Task
Copy every record exactly, and keep the pictures out.

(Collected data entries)
__________

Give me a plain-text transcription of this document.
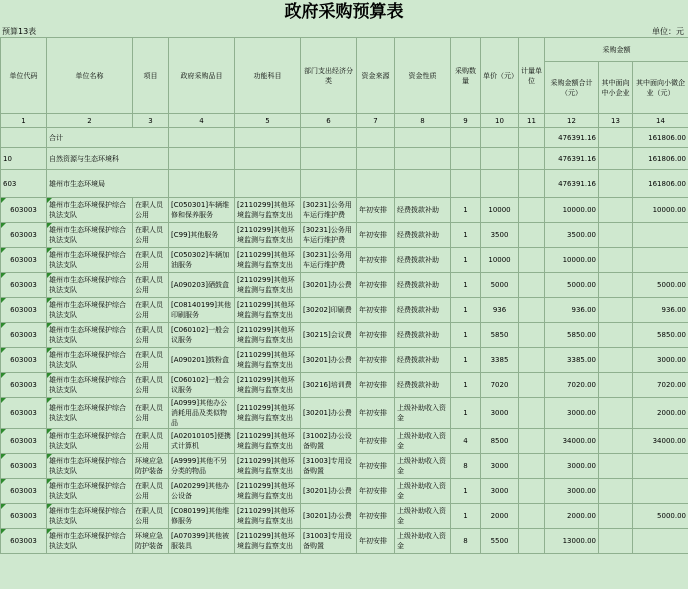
政府采购预算表
预算13表	单位：元
单位代码	单位名称	项目	政府采购品目	功能科目	部门支出经济分类	资金来源	资金性质	采购数量	单价（元）	计量单位	采购金额		
											采购金额合计（元）	其中面向中小企业	其中面向小微企业（元）
1	2	3	4	5	6	7	8	9	10	11	12	13	14
	合计										476391.16		161806.00
10	自然资源与生态环境科										476391.16		161806.00
603	雄州市生态环境局										476391.16		161806.00
603003	雄州市生态环境保护综合执法支队	在职人员公用	[C050301]车辆维修和保养服务	[2110299]其他环境监测与监察支出	[30231]公务用车运行维护费	年初安排	经费拨款补助	1	10000		10000.00		10000.00
603003	雄州市生态环境保护综合执法支队	在职人员公用	[C99]其他服务	[2110299]其他环境监测与监察支出	[30231]公务用车运行维护费	年初安排	经费拨款补助	1	3500		3500.00		
603003	雄州市生态环境保护综合执法支队	在职人员公用	[C050302]车辆加油服务	[2110299]其他环境监测与监察支出	[30231]公务用车运行维护费	年初安排	经费拨款补助	1	10000		10000.00		
603003	雄州市生态环境保护综合执法支队	在职人员公用	[A090203]硒鼓盒	[2110299]其他环境监测与监察支出	[30201]办公费	年初安排	经费拨款补助	1	5000		5000.00		5000.00
603003	雄州市生态环境保护综合执法支队	在职人员公用	[C08140199]其他印刷服务	[2110299]其他环境监测与监察支出	[30202]印刷费	年初安排	经费拨款补助	1	936		936.00		936.00
603003	雄州市生态环境保护综合执法支队	在职人员公用	[C060102]一般会议服务	[2110299]其他环境监测与监察支出	[30215]会议费	年初安排	经费拨款补助	1	5850		5850.00		5850.00
603003	雄州市生态环境保护综合执法支队	在职人员公用	[A090201]鼓粉盒	[2110299]其他环境监测与监察支出	[30201]办公费	年初安排	经费拨款补助	1	3385		3385.00		3000.00
603003	雄州市生态环境保护综合执法支队	在职人员公用	[C060102]一般会议服务	[2110299]其他环境监测与监察支出	[30216]培训费	年初安排	经费拨款补助	1	7020		7020.00		7020.00
603003	雄州市生态环境保护综合执法支队	在职人员公用	[A0999]其他办公消耗用品及类似物品	[2110299]其他环境监测与监察支出	[30201]办公费	年初安排	上级补助收入资金	1	3000		3000.00		2000.00
603003	雄州市生态环境保护综合执法支队	在职人员公用	[A02010105]便携式计算机	[2110299]其他环境监测与监察支出	[31002]办公设备购置	年初安排	上级补助收入资金	4	8500		34000.00		34000.00
603003	雄州市生态环境保护综合执法支队	环境应急防护装备	[A9999]其他不另分类的物品	[2110299]其他环境监测与监察支出	[31003]专用设备购置	年初安排	上级补助收入资金	8	3000		3000.00		
603003	雄州市生态环境保护综合执法支队	在职人员公用	[A020299]其他办公设备	[2110299]其他环境监测与监察支出	[30201]办公费	年初安排	上级补助收入资金	1	3000		3000.00		
603003	雄州市生态环境保护综合执法支队	在职人员公用	[C080199]其他维修服务	[2110299]其他环境监测与监察支出	[30201]办公费	年初安排	上级补助收入资金	1	2000		2000.00		5000.00
603003	雄州市生态环境保护综合执法支队	环境应急防护装备	[A070399]其他被服装具	[2110299]其他环境监测与监察支出	[31003]专用设备购置	年初安排	上级补助收入资金	8	5500		13000.00		
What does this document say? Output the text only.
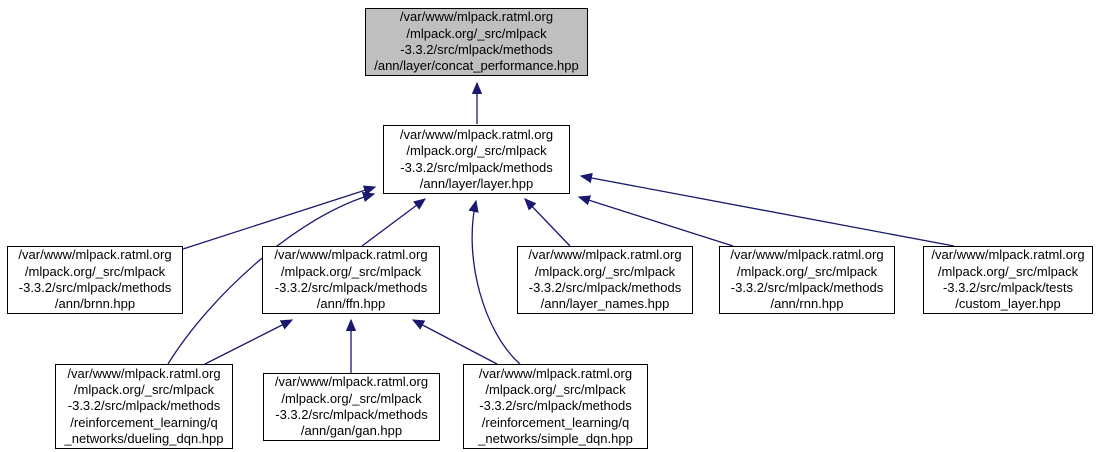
/var/www/mlpack.ratml.org
/mlpack.org/_src/mlpack
-3.3.2/src/mlpack/methods
/ann/layer/concat_performance.hpp
/var/www/mlpack.ratml.org
/mlpack.org/_src/mlpack
-3.3.2/src/mlpack/methods
/ann/layer/layer.hpp
/var/www/mlpack.ratml.org
/mlpack.org/_src/mlpack
-3.3.2/src/mlpack/methods
/ann/brnn.hpp
/var/www/mlpack.ratml.org
/mlpack.org/_src/mlpack
-3.3.2/src/mlpack/methods
/ann/ffn.hpp
/var/www/mlpack.ratml.org
/mlpack.org/_src/mlpack
-3.3.2/src/mlpack/methods
/ann/layer_names.hpp
/var/www/mlpack.ratml.org
/mlpack.org/_src/mlpack
-3.3.2/src/mlpack/methods
/ann/rnn.hpp
/var/www/mlpack.ratml.org
/mlpack.org/_src/mlpack
-3.3.2/src/mlpack/tests
/custom_layer.hpp
/var/www/mlpack.ratml.org
/mlpack.org/_src/mlpack
-3.3.2/src/mlpack/methods
/reinforcement_learning/q
_networks/dueling_dqn.hpp
/var/www/mlpack.ratml.org
/mlpack.org/_src/mlpack
-3.3.2/src/mlpack/methods
/ann/gan/gan.hpp
/var/www/mlpack.ratml.org
/mlpack.org/_src/mlpack
-3.3.2/src/mlpack/methods
/reinforcement_learning/q
_networks/simple_dqn.hpp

__________

Solution
Give me a plain-text transcription of this document.
政府采购预算表
预算13表	单位：元
单位代码	单位名称	项目	政府采购品目	功能科目	部门支出经济分类	资金来源	资金性质	采购数量	单价（元）	计量单位	采购金额		
											采购金额合计（元）	其中面向中小企业	其中面向小微企业（元）
1	2	3	4	5	6	7	8	9	10	11	12	13	14
	合计										476391.16		161806.00
10	自然资源与生态环境科										476391.16		161806.00
603	雄州市生态环境局										476391.16		161806.00
603003	雄州市生态环境保护综合执法支队	在职人员公用	[C050301]车辆维修和保养服务	[2110299]其他环境监测与监察支出	[30231]公务用车运行维护费	年初安排	经费拨款补助	1	10000		10000.00		10000.00
603003	雄州市生态环境保护综合执法支队	在职人员公用	[C99]其他服务	[2110299]其他环境监测与监察支出	[30231]公务用车运行维护费	年初安排	经费拨款补助	1	3500		3500.00		
603003	雄州市生态环境保护综合执法支队	在职人员公用	[C050302]车辆加油服务	[2110299]其他环境监测与监察支出	[30231]公务用车运行维护费	年初安排	经费拨款补助	1	10000		10000.00		
603003	雄州市生态环境保护综合执法支队	在职人员公用	[A090203]硒鼓盒	[2110299]其他环境监测与监察支出	[30201]办公费	年初安排	经费拨款补助	1	5000		5000.00		5000.00
603003	雄州市生态环境保护综合执法支队	在职人员公用	[C08140199]其他印刷服务	[2110299]其他环境监测与监察支出	[30202]印刷费	年初安排	经费拨款补助	1	936		936.00		936.00
603003	雄州市生态环境保护综合执法支队	在职人员公用	[C060102]一般会议服务	[2110299]其他环境监测与监察支出	[30215]会议费	年初安排	经费拨款补助	1	5850		5850.00		5850.00
603003	雄州市生态环境保护综合执法支队	在职人员公用	[A090201]鼓粉盒	[2110299]其他环境监测与监察支出	[30201]办公费	年初安排	经费拨款补助	1	3385		3385.00		3000.00
603003	雄州市生态环境保护综合执法支队	在职人员公用	[C060102]一般会议服务	[2110299]其他环境监测与监察支出	[30216]培训费	年初安排	经费拨款补助	1	7020		7020.00		7020.00
603003	雄州市生态环境保护综合执法支队	在职人员公用	[A0999]其他办公消耗用品及类似物品	[2110299]其他环境监测与监察支出	[30201]办公费	年初安排	上级补助收入资金	1	3000		3000.00		2000.00
603003	雄州市生态环境保护综合执法支队	在职人员公用	[A02010105]便携式计算机	[2110299]其他环境监测与监察支出	[31002]办公设备购置	年初安排	上级补助收入资金	4	8500		34000.00		34000.00
603003	雄州市生态环境保护综合执法支队	环境应急防护装备	[A9999]其他不另分类的物品	[2110299]其他环境监测与监察支出	[31003]专用设备购置	年初安排	上级补助收入资金	8	3000		3000.00		
603003	雄州市生态环境保护综合执法支队	在职人员公用	[A020299]其他办公设备	[2110299]其他环境监测与监察支出	[30201]办公费	年初安排	上级补助收入资金	1	3000		3000.00		
603003	雄州市生态环境保护综合执法支队	在职人员公用	[C080199]其他维修服务	[2110299]其他环境监测与监察支出	[30201]办公费	年初安排	上级补助收入资金	1	2000		2000.00		5000.00
603003	雄州市生态环境保护综合执法支队	环境应急防护装备	[A070399]其他被服装具	[2110299]其他环境监测与监察支出	[31003]专用设备购置	年初安排	上级补助收入资金	8	5500		13000.00		
What does this document say? Output the text only.
/var/www/mlpack.ratml.org
/mlpack.org/_src/mlpack
-3.3.2/src/mlpack/methods
/ann/layer/concat_performance.hpp
/var/www/mlpack.ratml.org
/mlpack.org/_src/mlpack
-3.3.2/src/mlpack/methods
/ann/layer/layer.hpp
/var/www/mlpack.ratml.org
/mlpack.org/_src/mlpack
-3.3.2/src/mlpack/methods
/ann/brnn.hpp
/var/www/mlpack.ratml.org
/mlpack.org/_src/mlpack
-3.3.2/src/mlpack/methods
/ann/ffn.hpp
/var/www/mlpack.ratml.org
/mlpack.org/_src/mlpack
-3.3.2/src/mlpack/methods
/ann/layer_names.hpp
/var/www/mlpack.ratml.org
/mlpack.org/_src/mlpack
-3.3.2/src/mlpack/methods
/ann/rnn.hpp
/var/www/mlpack.ratml.org
/mlpack.org/_src/mlpack
-3.3.2/src/mlpack/tests
/custom_layer.hpp
/var/www/mlpack.ratml.org
/mlpack.org/_src/mlpack
-3.3.2/src/mlpack/methods
/reinforcement_learning/q
_networks/dueling_dqn.hpp
/var/www/mlpack.ratml.org
/mlpack.org/_src/mlpack
-3.3.2/src/mlpack/methods
/ann/gan/gan.hpp
/var/www/mlpack.ratml.org
/mlpack.org/_src/mlpack
-3.3.2/src/mlpack/methods
/reinforcement_learning/q
_networks/simple_dqn.hpp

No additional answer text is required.